■ Saved entries:
↓

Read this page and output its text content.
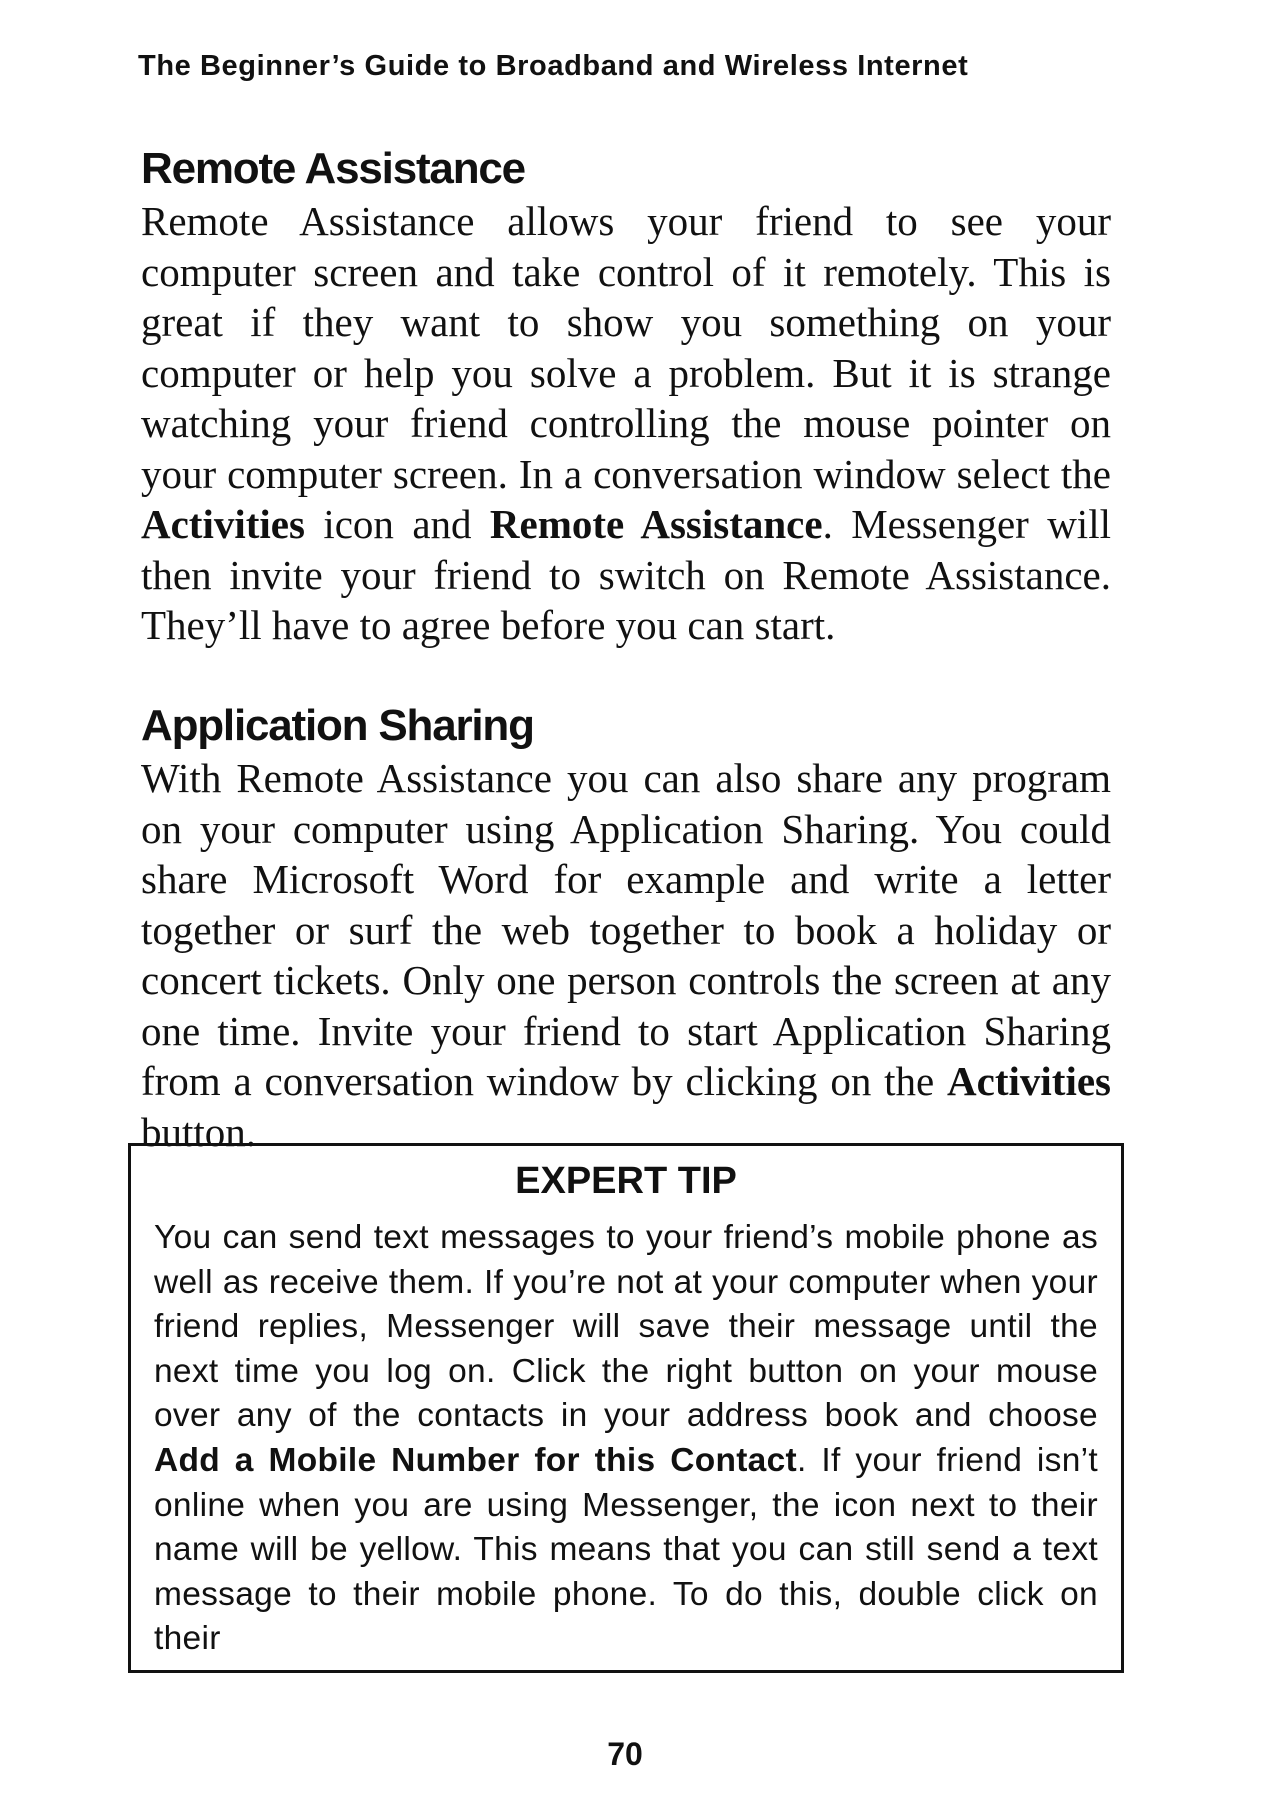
The Beginner’s Guide to Broadband and Wireless Internet
Remote Assistance

Remote Assistance allows your friend to see your computer screen and take control of it remotely. This is great if they want to show you something on your computer or help you solve a problem. But it is strange watching your friend controlling the mouse pointer on your computer screen. In a conversation window select the Activities icon and Remote Assistance. Messenger will then invite your friend to switch on Remote Assistance. They’ll have to agree before you can start.

Application Sharing

With Remote Assistance you can also share any program on your computer using Application Sharing. You could share Microsoft Word for example and write a letter together or surf the web together to book a holiday or concert tickets. Only one person controls the screen at any one time. Invite your friend to start Application Sharing from a conversation window by clicking on the Activities button.

EXPERT TIP

You can send text messages to your friend’s mobile phone as well as receive them. If you’re not at your computer when your friend replies, Messenger will save their message until the next time you log on. Click the right button on your mouse over any of the contacts in your address book and choose Add a Mobile Number for this Contact. If your friend isn’t online when you are using Messenger, the icon next to their name will be yellow. This means that you can still send a text message to their mobile phone. To do this, double click on their

70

↑

■ GIVEN INSTRUCTION: What is the number of lines containing "window"? Give that number only.

■ RESPONSE: 2